start Rows

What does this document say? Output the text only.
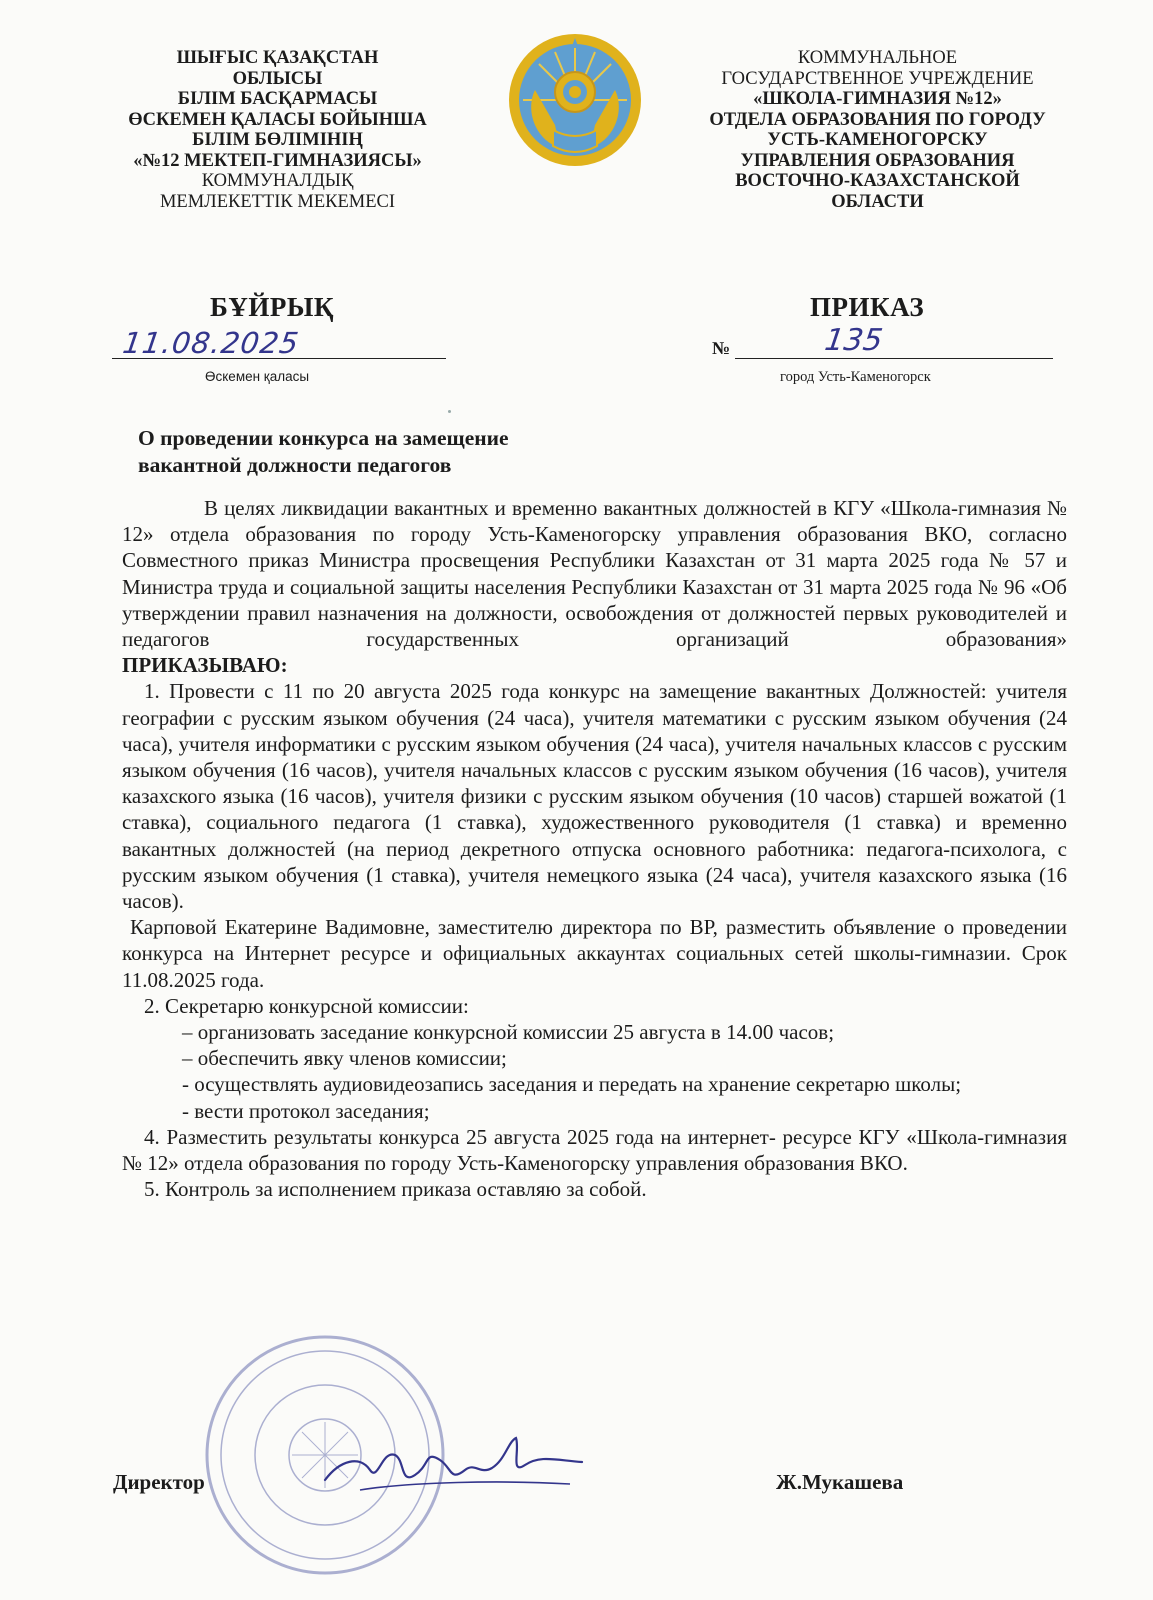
ШЫҒЫС ҚАЗАҚСТАН
ОБЛЫСЫ
БІЛІМ БАСҚАРМАСЫ
ӨСКЕМЕН ҚАЛАСЫ БОЙЫНША
БІЛІМ БӨЛІМІНІҢ
«№12 МЕКТЕП-ГИМНАЗИЯСЫ»
КОММУНАЛДЫҚ
МЕМЛЕКЕТТІК МЕКЕМЕСІ
КОММУНАЛЬНОЕ
ГОСУДАРСТВЕННОЕ УЧРЕЖДЕНИЕ
«ШКОЛА-ГИМНАЗИЯ №12»
ОТДЕЛА ОБРАЗОВАНИЯ ПО ГОРОДУ
УСТЬ-КАМЕНОГОРСКУ
УПРАВЛЕНИЯ ОБРАЗОВАНИЯ
ВОСТОЧНО-КАЗАХСТАНСКОЙ
ОБЛАСТИ
БҰЙРЫҚ	ПРИКАЗ
11.08.2025	№	135
Өскемен қаласы	город Усть-Каменогорск
О проведении конкурса на замещение
вакантной должности педагогов

В целях ликвидации вакантных и временно вакантных должностей в КГУ «Школа-гимназия № 12» отдела образования по городу Усть-Каменогорску управления образования ВКО, согласно Совместного приказ Министра просвещения Республики Казахстан от 31 марта 2025 года № 57 и Министра труда и социальной защиты населения Республики Казахстан от 31 марта 2025 года № 96 «Об утверждении правил назначения на должности, освобождения от должностей первых руководителей и педагогов государственных организаций образования»

ПРИКАЗЫВАЮ:

1. Провести с 11 по 20 августа 2025 года конкурс на замещение вакантных Должностей: учителя географии с русским языком обучения (24 часа), учителя математики с русским языком обучения (24 часа), учителя информатики с русским языком обучения (24 часа), учителя начальных классов с русским языком обучения (16 часов), учителя начальных классов с русским языком обучения (16 часов), учителя казахского языка (16 часов), учителя физики с русским языком обучения (10 часов) старшей вожатой (1 ставка), социального педагога (1 ставка), художественного руководителя (1 ставка) и временно вакантных должностей (на период декретного отпуска основного работника: педагога-психолога, с русским языком обучения (1 ставка), учителя немецкого языка (24 часа), учителя казахского языка (16 часов).

Карповой Екатерине Вадимовне, заместителю директора по ВР, разместить объявление о проведении конкурса на Интернет ресурсе и официальных аккаунтах социальных сетей школы-гимназии. Срок 11.08.2025 года.

2. Секретарю конкурсной комиссии:

– организовать заседание конкурсной комиссии 25 августа в 14.00 часов;

– обеспечить явку членов комиссии;

- осуществлять аудиовидеозапись заседания и передать на хранение секретарю школы;

- вести протокол заседания;

4. Разместить результаты конкурса 25 августа 2025 года на интернет- ресурсе КГУ «Школа-гимназия № 12» отдела образования по городу Усть-Каменогорску управления образования ВКО.

5. Контроль за исполнением приказа оставляю за собой.

Директор	Ж.Мукашева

end Rows

From the listing, copy each line containing the word "комиссии".

2. Секретарю конкурсной комиссии:
– организовать заседание конкурсной комиссии 25 августа в 14.00 часов;
– обеспечить явку членов комиссии;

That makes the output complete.